> **Written request**:
Please count the lines in the listing below where the word "helyzethez" appears. Give the number only.

> **Input material**:
+++

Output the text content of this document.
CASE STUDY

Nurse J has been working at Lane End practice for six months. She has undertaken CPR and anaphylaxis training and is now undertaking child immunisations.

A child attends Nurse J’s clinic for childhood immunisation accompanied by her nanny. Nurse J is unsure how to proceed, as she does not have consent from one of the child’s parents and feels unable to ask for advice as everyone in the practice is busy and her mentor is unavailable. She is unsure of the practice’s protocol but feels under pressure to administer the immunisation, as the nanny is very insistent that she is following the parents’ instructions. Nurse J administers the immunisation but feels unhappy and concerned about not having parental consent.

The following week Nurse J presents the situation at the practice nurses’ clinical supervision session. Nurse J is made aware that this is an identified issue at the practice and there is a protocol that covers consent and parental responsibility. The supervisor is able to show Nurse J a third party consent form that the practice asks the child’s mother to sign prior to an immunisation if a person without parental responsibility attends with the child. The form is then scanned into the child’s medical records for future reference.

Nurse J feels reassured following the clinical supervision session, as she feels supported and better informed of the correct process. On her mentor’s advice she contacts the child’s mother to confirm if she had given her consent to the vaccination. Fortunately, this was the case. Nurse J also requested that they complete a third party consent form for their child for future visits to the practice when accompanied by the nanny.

+++

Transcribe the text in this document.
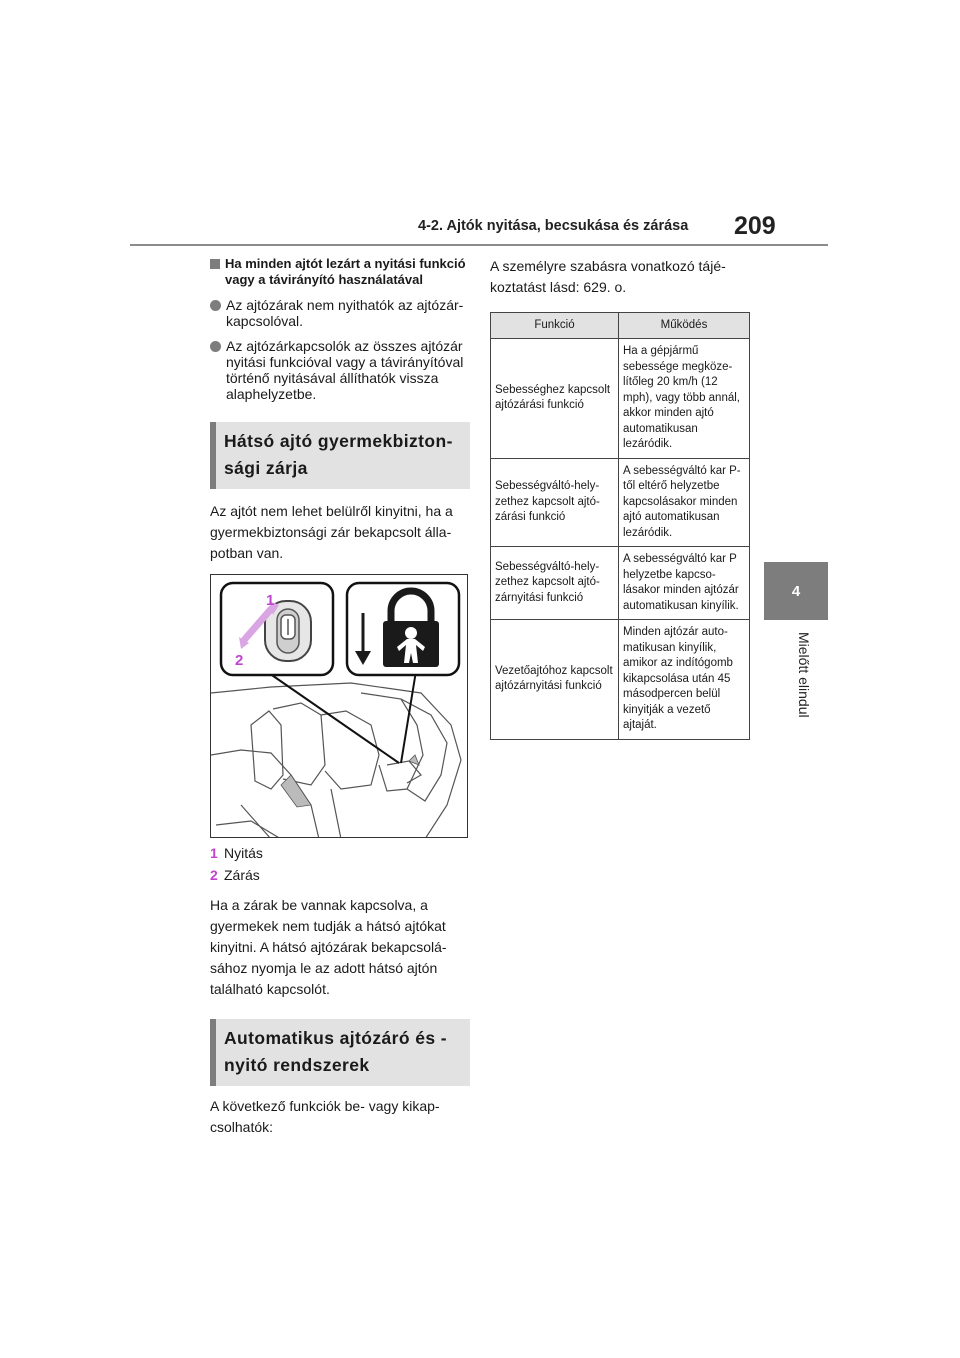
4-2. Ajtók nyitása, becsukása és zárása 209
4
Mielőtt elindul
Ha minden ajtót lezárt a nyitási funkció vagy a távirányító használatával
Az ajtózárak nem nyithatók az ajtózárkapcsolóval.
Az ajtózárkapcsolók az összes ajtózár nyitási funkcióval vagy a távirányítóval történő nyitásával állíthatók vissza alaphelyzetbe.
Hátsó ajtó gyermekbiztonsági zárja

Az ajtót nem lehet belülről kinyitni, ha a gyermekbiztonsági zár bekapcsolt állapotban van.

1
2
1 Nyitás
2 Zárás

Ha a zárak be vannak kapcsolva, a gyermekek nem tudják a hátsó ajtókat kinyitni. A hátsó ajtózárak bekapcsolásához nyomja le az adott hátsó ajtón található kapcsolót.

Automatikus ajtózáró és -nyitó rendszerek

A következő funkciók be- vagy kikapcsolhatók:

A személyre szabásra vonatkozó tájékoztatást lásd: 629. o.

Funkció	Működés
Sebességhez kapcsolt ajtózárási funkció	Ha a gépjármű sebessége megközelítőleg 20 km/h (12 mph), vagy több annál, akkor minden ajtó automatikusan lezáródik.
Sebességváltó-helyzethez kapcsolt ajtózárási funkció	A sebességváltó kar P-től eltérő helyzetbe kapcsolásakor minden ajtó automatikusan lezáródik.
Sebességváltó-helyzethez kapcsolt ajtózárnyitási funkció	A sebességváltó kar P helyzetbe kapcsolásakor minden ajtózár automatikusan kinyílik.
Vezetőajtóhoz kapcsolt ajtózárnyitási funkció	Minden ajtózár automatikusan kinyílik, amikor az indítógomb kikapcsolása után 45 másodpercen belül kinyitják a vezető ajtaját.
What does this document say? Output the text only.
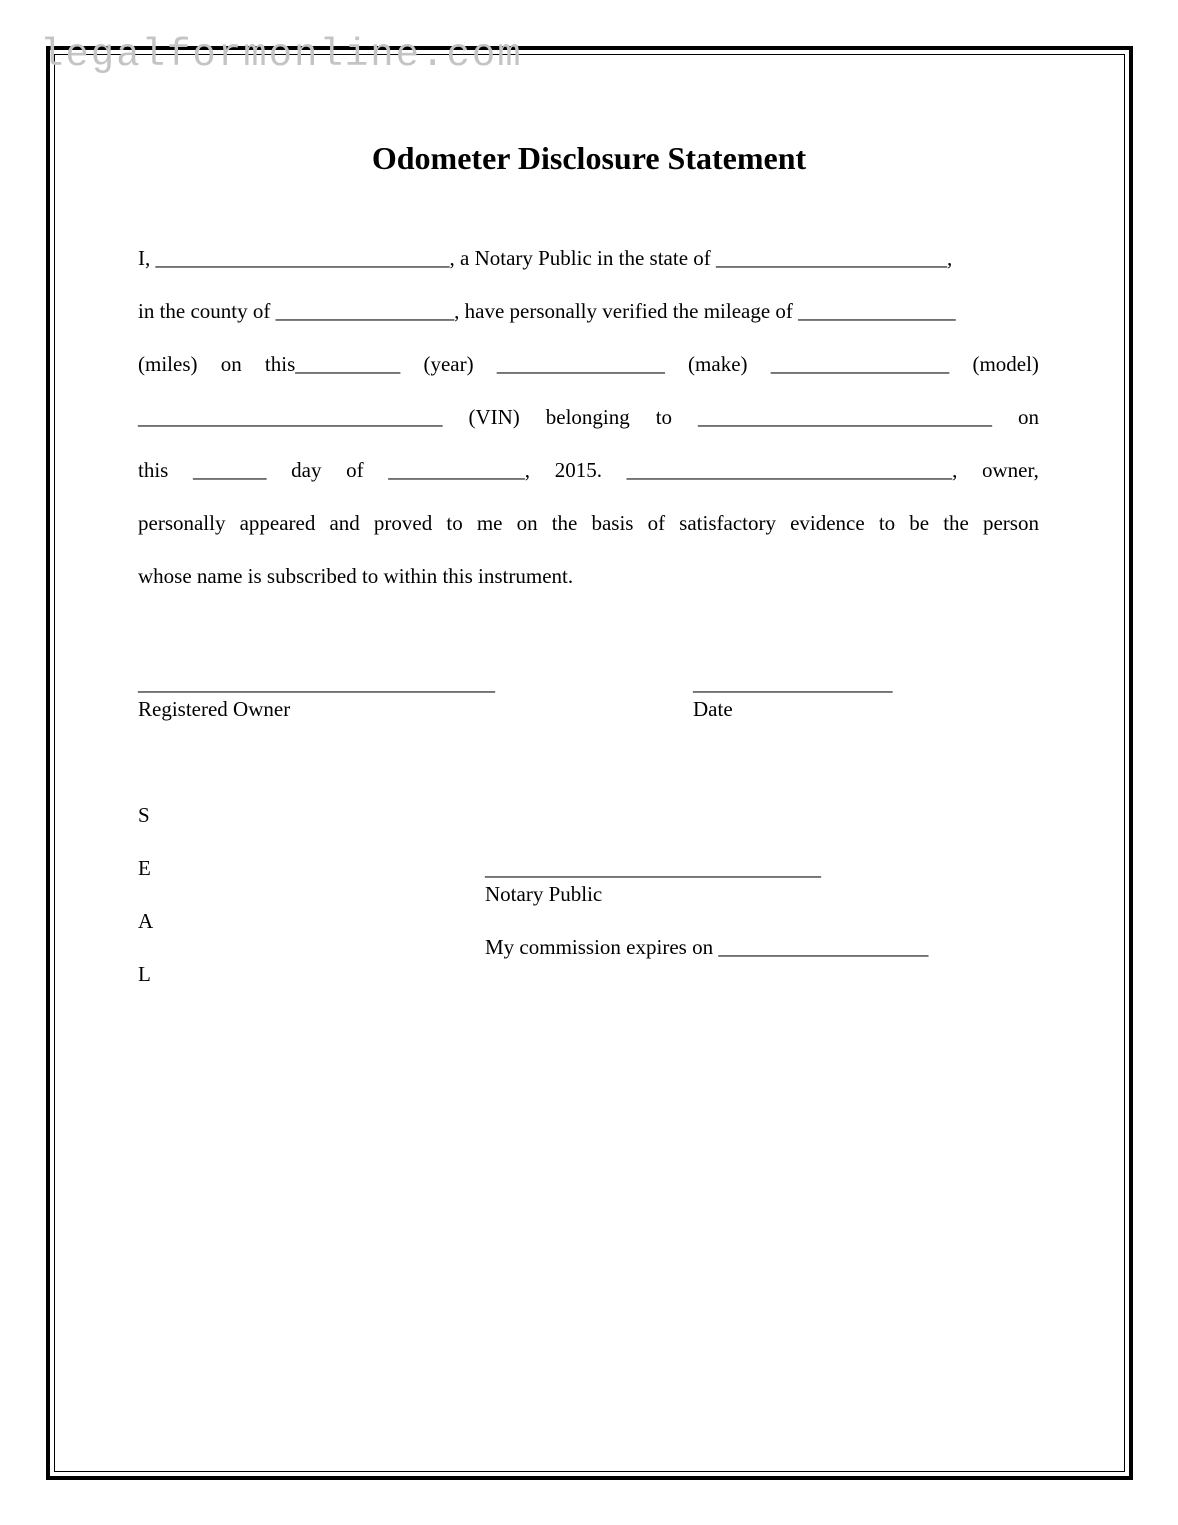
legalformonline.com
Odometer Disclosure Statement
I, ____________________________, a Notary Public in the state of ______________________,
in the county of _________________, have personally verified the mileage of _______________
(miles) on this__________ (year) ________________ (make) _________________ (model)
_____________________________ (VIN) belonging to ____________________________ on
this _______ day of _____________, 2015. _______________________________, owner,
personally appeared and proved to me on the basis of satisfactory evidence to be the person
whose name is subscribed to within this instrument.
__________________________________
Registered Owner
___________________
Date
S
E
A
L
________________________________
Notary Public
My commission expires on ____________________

+++

> **Task output**:
2